TASK INSTRUCTIONS: Exact copies are required of the lines from the line containing "OCR this image." through the final line of the listing, both included, and of no other lines.

ITEMS:
========================

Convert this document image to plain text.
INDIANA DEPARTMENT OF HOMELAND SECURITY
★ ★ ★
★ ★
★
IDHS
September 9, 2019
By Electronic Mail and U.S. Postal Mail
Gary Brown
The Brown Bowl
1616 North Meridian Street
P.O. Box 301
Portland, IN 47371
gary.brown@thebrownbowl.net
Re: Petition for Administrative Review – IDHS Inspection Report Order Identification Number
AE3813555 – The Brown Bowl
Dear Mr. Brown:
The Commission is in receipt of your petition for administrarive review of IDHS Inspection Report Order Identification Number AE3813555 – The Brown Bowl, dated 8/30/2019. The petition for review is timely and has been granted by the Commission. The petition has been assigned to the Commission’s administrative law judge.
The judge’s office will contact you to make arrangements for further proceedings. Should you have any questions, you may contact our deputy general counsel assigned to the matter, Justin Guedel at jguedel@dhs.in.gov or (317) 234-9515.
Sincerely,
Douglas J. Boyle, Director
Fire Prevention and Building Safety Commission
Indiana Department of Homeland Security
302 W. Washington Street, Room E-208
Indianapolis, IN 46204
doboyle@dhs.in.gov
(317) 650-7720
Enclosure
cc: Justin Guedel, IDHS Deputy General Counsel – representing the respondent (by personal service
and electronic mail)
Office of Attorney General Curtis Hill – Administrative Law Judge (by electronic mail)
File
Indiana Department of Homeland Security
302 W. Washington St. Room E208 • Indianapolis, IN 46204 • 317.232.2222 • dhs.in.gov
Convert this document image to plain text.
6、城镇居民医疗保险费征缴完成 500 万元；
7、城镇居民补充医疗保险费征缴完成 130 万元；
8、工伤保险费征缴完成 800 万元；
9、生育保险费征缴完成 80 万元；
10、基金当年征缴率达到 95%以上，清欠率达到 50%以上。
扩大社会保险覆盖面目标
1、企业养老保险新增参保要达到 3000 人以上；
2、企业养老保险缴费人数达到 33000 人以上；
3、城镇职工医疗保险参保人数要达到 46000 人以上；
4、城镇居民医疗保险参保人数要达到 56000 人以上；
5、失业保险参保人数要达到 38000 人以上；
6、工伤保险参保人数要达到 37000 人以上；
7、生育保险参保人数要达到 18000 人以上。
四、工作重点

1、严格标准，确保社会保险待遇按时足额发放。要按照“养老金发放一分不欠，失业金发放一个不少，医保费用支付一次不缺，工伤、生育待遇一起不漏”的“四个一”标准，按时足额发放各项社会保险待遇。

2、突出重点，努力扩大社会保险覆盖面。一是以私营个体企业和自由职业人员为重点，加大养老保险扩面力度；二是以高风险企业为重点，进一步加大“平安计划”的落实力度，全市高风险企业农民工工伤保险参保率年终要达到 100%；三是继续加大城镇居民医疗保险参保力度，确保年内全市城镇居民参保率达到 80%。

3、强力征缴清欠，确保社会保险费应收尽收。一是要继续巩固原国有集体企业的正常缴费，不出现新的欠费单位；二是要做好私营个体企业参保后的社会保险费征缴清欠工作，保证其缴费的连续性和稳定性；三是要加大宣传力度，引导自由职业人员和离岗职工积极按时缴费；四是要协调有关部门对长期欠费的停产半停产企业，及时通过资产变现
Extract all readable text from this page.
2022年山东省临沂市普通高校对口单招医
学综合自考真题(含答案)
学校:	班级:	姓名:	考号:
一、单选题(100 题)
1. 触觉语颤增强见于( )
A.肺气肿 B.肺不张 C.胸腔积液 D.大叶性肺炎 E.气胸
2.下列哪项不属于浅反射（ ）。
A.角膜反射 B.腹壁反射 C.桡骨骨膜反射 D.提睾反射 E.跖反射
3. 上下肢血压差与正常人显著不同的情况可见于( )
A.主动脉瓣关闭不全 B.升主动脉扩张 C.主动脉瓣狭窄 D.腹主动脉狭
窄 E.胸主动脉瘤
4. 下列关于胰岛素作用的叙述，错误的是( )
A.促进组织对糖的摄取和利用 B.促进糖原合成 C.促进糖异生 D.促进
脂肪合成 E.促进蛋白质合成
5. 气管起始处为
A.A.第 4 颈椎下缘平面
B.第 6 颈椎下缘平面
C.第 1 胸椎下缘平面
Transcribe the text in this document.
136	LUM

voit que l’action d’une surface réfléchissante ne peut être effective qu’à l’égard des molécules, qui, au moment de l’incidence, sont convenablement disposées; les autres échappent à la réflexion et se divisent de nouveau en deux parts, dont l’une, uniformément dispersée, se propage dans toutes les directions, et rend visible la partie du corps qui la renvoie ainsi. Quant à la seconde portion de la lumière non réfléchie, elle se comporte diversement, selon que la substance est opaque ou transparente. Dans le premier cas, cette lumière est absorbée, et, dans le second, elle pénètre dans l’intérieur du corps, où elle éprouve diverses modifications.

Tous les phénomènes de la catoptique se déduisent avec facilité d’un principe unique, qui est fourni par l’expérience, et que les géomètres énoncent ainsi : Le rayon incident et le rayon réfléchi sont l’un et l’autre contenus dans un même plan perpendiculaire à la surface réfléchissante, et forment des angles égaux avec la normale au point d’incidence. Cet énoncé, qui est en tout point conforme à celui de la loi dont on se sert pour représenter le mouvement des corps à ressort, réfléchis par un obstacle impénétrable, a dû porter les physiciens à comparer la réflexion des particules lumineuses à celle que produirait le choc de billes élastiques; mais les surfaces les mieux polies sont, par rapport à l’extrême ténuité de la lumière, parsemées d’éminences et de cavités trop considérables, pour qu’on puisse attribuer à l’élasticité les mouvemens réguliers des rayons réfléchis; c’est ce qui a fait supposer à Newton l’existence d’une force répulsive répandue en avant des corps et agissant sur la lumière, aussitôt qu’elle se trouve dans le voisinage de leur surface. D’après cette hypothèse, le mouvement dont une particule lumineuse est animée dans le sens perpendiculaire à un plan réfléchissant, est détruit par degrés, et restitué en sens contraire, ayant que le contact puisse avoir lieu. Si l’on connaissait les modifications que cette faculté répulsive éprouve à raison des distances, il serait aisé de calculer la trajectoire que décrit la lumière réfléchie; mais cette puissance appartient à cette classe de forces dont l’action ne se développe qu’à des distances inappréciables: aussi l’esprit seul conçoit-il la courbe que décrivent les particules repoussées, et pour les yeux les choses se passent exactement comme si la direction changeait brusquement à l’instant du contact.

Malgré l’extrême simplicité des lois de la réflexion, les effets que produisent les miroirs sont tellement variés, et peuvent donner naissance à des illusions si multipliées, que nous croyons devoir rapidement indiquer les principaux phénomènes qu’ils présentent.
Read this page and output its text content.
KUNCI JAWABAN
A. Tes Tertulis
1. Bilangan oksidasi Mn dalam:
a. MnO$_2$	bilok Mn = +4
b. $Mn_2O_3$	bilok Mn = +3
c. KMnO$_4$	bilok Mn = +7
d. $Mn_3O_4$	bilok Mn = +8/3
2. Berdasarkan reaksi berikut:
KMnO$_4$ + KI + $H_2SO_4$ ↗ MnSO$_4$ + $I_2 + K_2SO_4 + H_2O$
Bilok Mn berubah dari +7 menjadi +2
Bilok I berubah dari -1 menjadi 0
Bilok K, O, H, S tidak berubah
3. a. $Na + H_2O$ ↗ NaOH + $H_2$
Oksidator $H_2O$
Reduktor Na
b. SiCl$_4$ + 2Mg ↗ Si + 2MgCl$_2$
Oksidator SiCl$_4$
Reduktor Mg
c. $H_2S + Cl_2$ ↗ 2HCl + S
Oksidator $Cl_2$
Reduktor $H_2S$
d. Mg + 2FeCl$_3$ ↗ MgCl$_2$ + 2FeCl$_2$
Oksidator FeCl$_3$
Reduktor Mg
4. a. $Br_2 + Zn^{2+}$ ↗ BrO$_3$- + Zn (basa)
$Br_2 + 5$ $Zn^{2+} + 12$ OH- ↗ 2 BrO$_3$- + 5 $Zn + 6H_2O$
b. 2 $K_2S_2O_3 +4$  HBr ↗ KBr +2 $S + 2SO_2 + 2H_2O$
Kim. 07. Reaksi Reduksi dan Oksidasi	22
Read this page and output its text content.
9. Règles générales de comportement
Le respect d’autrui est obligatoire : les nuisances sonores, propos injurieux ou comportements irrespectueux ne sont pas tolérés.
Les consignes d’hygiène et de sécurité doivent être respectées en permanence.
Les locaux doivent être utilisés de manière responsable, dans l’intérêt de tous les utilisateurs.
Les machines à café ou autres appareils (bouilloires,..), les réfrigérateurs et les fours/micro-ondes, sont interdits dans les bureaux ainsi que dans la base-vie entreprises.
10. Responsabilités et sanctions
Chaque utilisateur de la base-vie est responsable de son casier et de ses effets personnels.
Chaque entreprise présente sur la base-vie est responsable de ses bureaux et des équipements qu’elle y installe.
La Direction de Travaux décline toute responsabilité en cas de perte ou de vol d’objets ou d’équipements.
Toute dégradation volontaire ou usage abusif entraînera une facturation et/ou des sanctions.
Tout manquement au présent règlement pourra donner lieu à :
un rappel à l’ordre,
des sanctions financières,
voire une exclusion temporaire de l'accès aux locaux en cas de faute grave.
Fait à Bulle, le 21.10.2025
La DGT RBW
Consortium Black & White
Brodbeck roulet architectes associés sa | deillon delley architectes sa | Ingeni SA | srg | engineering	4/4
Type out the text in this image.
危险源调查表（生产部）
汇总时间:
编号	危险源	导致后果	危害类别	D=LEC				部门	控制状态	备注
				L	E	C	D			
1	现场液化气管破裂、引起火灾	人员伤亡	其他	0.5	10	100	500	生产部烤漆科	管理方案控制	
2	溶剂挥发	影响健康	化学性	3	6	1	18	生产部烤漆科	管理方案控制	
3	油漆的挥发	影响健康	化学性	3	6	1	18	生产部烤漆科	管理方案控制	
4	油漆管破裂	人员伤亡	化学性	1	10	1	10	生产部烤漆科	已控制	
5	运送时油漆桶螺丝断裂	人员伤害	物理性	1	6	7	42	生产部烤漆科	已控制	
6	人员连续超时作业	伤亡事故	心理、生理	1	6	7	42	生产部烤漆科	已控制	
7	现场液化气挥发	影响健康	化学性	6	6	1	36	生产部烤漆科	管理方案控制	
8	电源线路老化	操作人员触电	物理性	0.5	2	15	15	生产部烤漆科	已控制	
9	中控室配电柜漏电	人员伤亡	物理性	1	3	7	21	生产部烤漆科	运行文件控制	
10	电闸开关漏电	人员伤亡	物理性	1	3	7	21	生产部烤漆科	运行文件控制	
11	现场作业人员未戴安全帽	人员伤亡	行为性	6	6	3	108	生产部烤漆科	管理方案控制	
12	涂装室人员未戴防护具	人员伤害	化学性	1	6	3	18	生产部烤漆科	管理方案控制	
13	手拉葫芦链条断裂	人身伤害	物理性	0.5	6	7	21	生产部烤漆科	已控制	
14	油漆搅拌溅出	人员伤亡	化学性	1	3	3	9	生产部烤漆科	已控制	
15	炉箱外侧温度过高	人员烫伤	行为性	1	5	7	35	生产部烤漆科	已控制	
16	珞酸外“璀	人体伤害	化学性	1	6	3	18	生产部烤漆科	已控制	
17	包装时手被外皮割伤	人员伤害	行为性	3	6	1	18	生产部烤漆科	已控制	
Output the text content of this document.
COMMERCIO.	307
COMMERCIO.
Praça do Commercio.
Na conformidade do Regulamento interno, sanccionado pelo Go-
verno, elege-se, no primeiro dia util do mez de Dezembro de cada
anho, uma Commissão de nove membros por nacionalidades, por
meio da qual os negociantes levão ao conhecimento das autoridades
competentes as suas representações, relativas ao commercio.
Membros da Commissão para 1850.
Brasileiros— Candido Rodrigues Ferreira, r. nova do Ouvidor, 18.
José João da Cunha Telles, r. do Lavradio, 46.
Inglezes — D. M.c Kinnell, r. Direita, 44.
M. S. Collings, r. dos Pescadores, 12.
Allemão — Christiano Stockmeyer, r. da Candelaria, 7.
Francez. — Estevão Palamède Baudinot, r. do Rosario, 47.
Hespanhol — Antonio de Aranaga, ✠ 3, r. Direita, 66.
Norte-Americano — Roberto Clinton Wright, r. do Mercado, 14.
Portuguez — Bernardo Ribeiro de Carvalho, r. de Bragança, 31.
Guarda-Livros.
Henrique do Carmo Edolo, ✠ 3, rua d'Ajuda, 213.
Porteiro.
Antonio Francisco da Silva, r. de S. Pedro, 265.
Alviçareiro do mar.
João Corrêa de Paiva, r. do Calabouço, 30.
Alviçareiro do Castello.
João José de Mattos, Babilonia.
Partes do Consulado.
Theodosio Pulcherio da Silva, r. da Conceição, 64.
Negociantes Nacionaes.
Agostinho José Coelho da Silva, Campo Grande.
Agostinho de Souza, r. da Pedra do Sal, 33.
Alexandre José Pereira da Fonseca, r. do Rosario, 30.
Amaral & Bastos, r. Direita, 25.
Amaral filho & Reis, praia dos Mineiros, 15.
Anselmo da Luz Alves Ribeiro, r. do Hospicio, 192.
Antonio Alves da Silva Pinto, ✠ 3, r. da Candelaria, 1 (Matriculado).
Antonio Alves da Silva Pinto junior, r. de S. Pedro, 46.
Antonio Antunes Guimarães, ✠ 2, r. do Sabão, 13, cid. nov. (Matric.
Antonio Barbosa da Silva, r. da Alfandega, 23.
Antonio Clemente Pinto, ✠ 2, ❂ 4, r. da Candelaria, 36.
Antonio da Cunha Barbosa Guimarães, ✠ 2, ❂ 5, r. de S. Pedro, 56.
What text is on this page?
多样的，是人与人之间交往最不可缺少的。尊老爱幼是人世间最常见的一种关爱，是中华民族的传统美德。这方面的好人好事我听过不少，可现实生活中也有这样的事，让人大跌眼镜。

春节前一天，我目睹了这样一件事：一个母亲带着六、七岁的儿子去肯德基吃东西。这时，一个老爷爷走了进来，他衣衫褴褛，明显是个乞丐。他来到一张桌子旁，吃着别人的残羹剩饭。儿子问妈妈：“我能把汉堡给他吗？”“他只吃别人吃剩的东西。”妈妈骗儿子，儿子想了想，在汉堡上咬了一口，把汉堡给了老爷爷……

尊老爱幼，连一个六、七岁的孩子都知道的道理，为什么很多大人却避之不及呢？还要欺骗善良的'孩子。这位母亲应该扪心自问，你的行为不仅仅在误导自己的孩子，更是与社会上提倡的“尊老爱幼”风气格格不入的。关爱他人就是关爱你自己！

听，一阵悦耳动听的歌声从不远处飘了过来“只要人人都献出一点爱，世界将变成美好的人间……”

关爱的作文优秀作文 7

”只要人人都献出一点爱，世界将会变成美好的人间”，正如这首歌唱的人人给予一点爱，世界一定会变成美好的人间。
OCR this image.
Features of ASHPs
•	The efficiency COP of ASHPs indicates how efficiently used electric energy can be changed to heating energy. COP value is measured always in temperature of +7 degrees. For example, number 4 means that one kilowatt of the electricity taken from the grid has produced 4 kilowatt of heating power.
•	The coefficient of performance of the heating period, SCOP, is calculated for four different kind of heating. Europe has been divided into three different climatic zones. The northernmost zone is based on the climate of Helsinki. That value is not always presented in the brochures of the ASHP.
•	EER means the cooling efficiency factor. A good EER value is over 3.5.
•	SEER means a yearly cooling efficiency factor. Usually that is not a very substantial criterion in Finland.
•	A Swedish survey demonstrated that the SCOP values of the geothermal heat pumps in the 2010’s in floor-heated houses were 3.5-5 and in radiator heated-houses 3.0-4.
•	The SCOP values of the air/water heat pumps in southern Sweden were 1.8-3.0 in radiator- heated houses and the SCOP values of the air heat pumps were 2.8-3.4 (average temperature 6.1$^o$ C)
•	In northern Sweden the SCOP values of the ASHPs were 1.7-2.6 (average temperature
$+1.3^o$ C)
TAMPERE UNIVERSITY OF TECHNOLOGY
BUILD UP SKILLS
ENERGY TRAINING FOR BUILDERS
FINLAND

========================

EXERCISE ANSWER:
OCR this image.
Features of ASHPs
•	The efficiency COP of ASHPs indicates how efficiently used electric energy can be changed to heating energy. COP value is measured always in temperature of +7 degrees. For example, number 4 means that one kilowatt of the electricity taken from the grid has produced 4 kilowatt of heating power.
•	The coefficient of performance of the heating period, SCOP, is calculated for four different kind of heating. Europe has been divided into three different climatic zones. The northernmost zone is based on the climate of Helsinki. That value is not always presented in the brochures of the ASHP.
•	EER means the cooling efficiency factor. A good EER value is over 3.5.
•	SEER means a yearly cooling efficiency factor. Usually that is not a very substantial criterion in Finland.
•	A Swedish survey demonstrated that the SCOP values of the geothermal heat pumps in the 2010’s in floor-heated houses were 3.5-5 and in radiator heated-houses 3.0-4.
•	The SCOP values of the air/water heat pumps in southern Sweden were 1.8-3.0 in radiator- heated houses and the SCOP values of the air heat pumps were 2.8-3.4 (average temperature 6.1$^o$ C)
•	In northern Sweden the SCOP values of the ASHPs were 1.7-2.6 (average temperature
$+1.3^o$ C)
TAMPERE UNIVERSITY OF TECHNOLOGY
BUILD UP SKILLS
ENERGY TRAINING FOR BUILDERS
FINLAND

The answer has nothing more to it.